# Instruction:
Wherever the string "events" appears in a line, extract that line.

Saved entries
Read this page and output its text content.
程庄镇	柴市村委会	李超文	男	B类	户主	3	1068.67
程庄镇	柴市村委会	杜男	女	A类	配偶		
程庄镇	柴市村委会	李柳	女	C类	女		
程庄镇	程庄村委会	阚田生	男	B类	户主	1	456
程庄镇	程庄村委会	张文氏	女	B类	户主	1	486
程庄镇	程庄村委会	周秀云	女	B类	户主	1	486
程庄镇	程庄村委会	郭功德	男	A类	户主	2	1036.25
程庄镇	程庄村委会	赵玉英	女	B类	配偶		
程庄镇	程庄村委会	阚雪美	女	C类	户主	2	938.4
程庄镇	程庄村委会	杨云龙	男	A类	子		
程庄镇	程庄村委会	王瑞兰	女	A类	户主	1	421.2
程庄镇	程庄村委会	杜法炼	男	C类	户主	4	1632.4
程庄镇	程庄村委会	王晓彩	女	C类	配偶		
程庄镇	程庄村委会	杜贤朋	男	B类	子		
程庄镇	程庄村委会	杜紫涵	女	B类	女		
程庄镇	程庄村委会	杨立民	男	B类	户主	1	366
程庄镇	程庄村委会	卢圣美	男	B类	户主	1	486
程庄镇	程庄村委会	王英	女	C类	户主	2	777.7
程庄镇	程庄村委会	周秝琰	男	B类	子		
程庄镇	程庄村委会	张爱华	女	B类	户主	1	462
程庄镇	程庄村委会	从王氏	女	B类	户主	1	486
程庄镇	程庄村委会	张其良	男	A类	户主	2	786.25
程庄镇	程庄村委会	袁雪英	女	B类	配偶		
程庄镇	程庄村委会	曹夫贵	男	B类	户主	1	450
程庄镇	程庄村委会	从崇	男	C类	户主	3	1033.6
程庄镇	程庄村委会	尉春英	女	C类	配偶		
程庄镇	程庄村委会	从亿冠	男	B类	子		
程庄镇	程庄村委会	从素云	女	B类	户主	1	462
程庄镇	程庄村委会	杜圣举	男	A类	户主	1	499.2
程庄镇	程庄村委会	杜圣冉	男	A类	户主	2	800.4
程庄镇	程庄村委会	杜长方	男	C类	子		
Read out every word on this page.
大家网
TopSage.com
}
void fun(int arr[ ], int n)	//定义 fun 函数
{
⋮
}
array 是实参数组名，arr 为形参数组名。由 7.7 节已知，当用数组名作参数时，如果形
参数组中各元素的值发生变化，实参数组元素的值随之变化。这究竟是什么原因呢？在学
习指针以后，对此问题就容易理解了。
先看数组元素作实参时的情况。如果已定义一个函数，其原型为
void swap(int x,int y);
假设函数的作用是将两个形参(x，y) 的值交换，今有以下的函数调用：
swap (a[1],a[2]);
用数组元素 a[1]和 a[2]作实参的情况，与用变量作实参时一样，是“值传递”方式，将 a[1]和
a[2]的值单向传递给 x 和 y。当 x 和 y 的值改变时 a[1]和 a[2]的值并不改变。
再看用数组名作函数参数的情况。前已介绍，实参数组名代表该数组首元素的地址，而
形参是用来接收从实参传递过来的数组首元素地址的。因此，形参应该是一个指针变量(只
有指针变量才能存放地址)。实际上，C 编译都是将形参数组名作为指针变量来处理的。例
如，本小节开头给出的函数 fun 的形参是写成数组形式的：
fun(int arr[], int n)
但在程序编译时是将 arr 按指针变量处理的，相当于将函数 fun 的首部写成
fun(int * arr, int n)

* * *

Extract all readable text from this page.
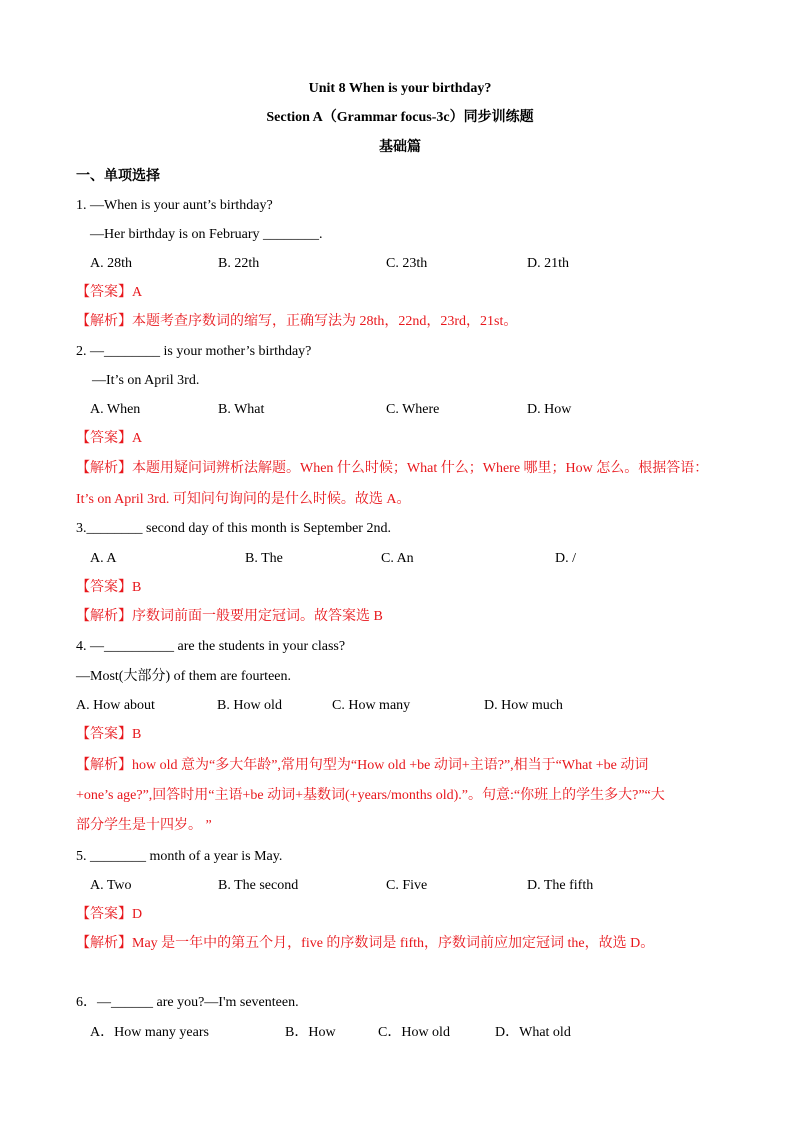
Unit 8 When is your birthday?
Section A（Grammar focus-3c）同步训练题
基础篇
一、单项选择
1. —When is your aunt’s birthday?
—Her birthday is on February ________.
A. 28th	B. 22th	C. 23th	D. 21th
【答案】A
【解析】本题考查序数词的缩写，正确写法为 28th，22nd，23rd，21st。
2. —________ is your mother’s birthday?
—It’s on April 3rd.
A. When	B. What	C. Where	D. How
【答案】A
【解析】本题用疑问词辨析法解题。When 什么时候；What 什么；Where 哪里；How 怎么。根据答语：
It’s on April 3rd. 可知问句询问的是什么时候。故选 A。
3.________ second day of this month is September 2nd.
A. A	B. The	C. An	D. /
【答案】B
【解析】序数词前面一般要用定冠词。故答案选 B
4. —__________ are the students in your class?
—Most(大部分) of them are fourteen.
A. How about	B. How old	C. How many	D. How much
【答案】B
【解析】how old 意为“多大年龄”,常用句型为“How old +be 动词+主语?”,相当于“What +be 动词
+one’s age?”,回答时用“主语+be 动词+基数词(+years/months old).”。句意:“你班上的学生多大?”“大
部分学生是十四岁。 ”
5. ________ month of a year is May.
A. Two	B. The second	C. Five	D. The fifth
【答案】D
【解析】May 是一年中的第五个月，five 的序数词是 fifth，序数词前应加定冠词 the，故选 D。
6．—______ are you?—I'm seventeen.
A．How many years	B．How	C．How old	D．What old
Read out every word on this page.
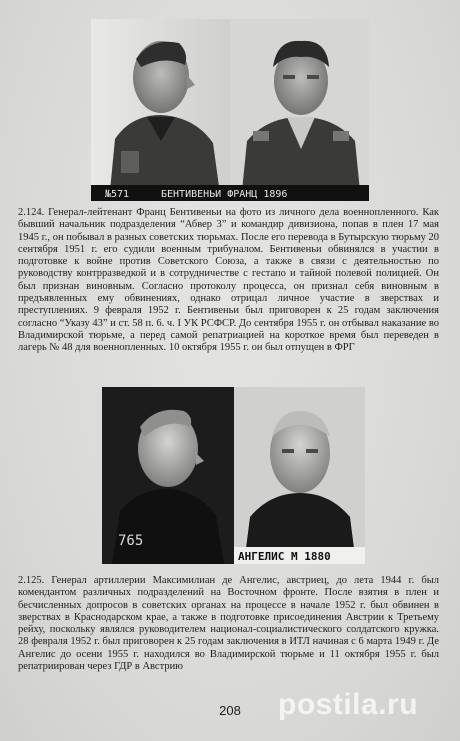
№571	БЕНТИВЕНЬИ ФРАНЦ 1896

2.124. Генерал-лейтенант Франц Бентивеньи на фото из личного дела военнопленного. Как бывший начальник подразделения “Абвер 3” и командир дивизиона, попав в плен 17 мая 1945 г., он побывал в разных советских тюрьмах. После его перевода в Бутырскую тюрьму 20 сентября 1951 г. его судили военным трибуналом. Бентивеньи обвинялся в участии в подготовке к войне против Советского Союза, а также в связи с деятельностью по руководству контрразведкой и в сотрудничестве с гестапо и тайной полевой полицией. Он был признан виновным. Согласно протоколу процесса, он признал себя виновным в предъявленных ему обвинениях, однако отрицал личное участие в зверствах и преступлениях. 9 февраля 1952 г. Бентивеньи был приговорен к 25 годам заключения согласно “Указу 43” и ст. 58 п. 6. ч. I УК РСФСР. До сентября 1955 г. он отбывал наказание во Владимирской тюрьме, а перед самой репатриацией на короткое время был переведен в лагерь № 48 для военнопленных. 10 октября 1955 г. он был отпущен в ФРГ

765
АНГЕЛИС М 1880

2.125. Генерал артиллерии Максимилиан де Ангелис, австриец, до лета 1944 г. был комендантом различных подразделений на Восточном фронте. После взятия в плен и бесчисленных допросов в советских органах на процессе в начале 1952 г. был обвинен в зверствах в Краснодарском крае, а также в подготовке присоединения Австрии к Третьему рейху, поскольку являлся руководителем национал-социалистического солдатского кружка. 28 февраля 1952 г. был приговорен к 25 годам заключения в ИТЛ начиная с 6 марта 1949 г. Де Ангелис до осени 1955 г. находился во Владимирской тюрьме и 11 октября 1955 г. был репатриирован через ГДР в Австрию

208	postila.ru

==

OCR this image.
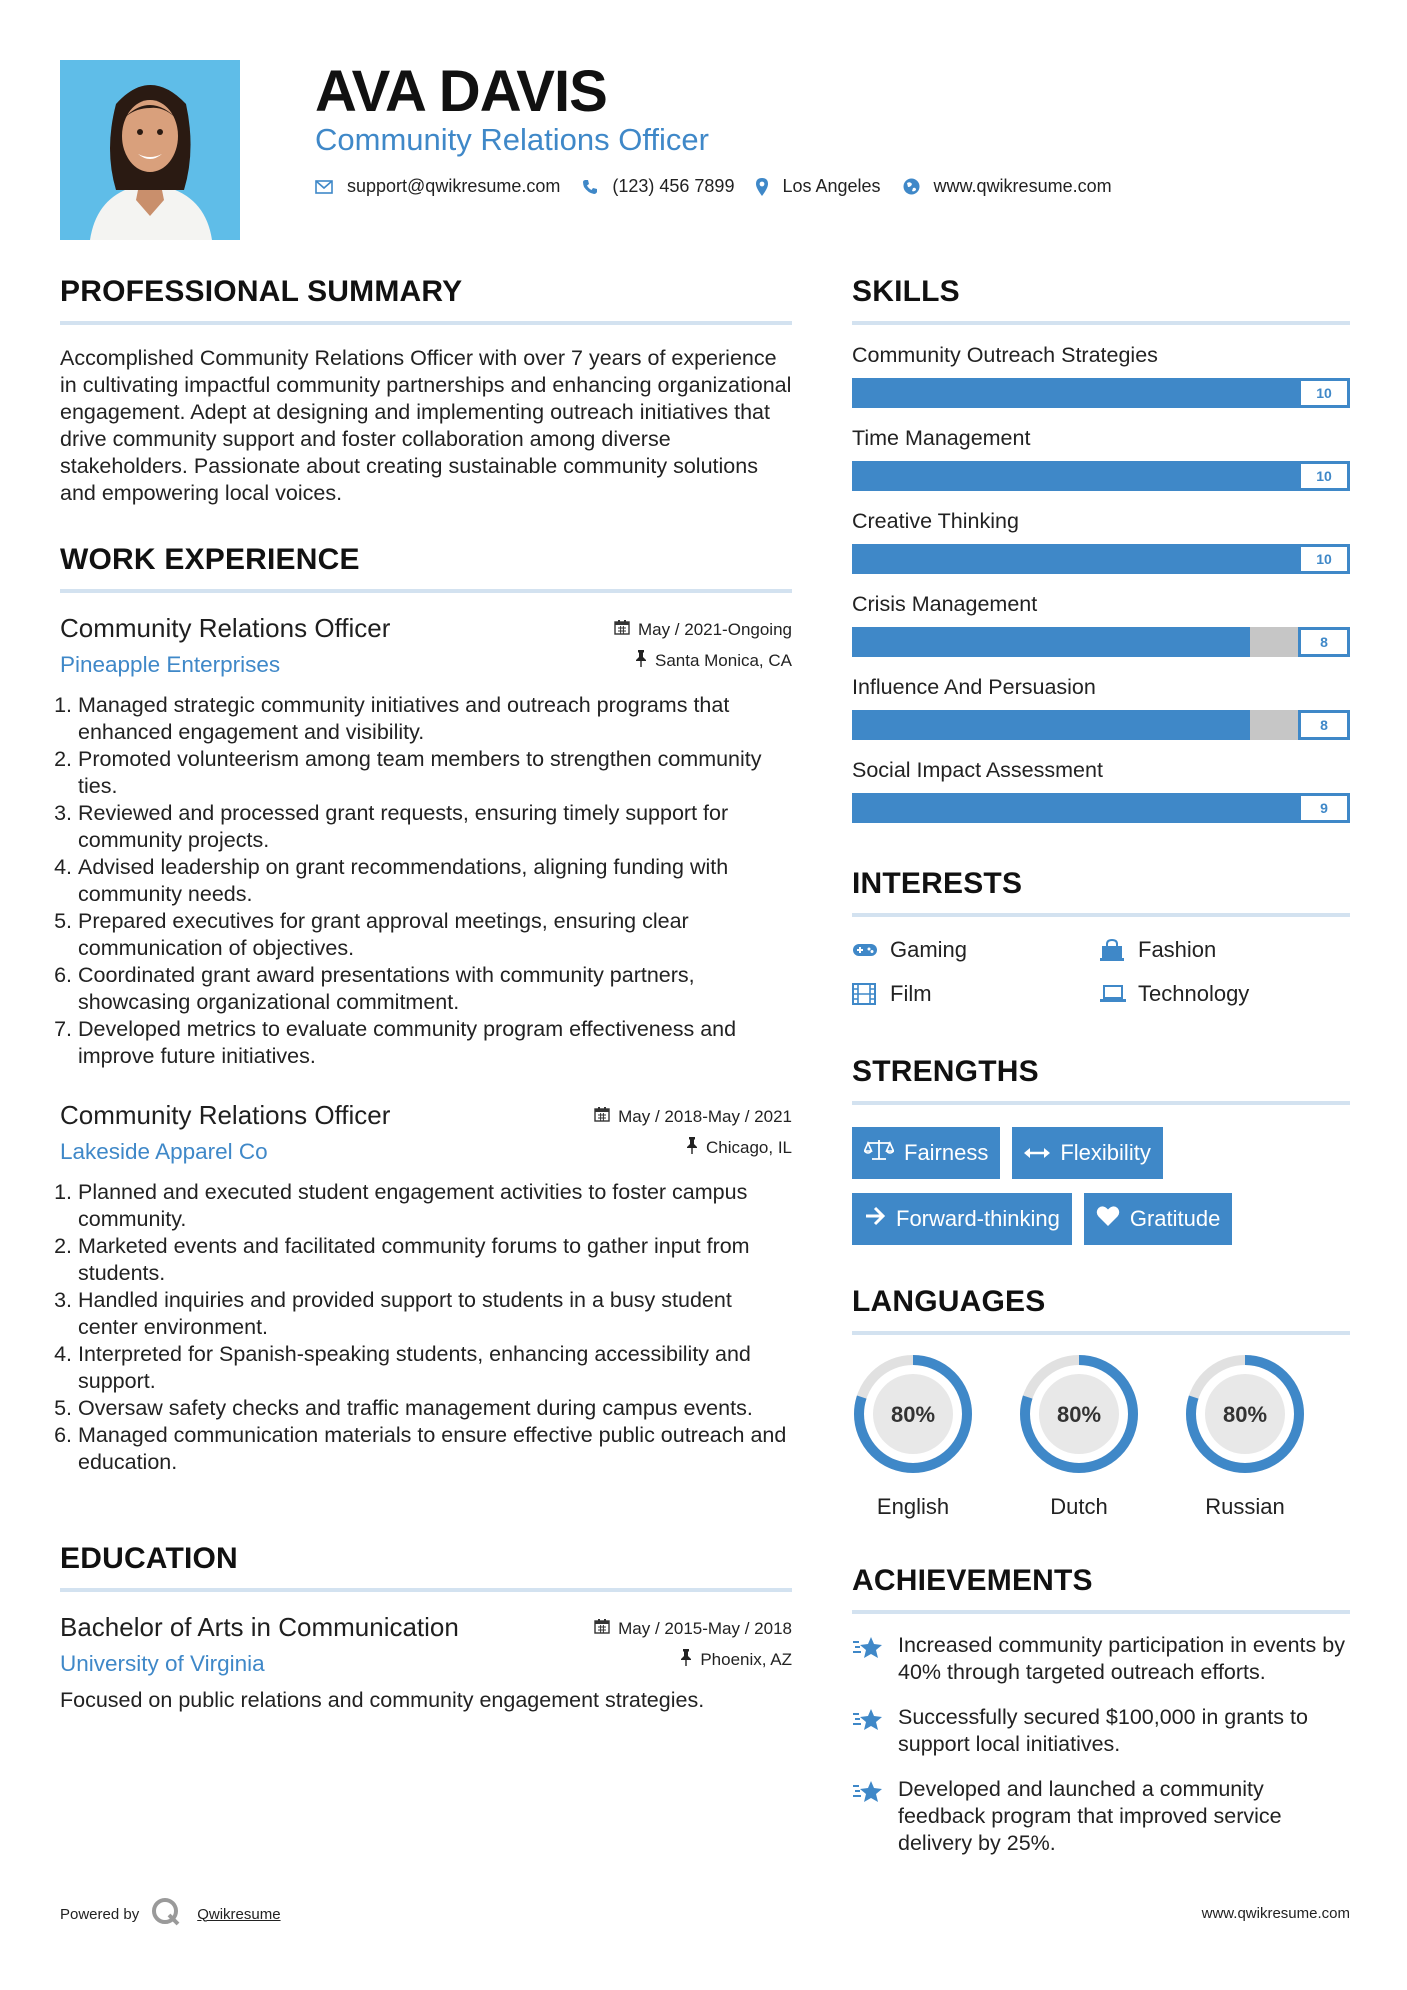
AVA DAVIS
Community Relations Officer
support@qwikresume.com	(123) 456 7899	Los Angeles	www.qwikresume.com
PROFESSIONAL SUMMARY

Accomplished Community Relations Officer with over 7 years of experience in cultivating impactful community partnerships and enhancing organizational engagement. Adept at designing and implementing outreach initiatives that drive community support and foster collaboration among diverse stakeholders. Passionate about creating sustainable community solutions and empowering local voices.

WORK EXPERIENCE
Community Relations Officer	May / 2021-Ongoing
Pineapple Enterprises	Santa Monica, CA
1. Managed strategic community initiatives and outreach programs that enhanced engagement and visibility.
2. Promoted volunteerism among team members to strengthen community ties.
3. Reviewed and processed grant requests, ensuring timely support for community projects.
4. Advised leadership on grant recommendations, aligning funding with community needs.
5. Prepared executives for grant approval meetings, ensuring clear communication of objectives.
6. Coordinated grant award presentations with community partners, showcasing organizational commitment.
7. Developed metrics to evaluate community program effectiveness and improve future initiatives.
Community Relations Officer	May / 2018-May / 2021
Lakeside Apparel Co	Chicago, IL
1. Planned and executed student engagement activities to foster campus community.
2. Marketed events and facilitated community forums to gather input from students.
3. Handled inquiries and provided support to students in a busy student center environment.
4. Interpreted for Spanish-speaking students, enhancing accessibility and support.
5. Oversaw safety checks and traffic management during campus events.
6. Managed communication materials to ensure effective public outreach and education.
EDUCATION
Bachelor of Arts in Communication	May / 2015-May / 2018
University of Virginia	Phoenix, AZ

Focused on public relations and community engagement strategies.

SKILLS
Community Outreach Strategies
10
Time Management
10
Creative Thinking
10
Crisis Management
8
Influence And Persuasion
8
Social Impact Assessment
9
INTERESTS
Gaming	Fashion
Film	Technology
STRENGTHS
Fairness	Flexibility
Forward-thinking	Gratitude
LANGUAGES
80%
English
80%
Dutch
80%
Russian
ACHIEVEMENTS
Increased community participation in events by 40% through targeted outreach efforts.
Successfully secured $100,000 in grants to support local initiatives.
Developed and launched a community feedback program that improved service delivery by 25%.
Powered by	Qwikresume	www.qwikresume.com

# Response to the exercise:
2. Marketed events and facilitated community forums to gather input from students.
5. Oversaw safety checks and traffic management during campus events.
Increased community participation in events by 40% through targeted outreach efforts.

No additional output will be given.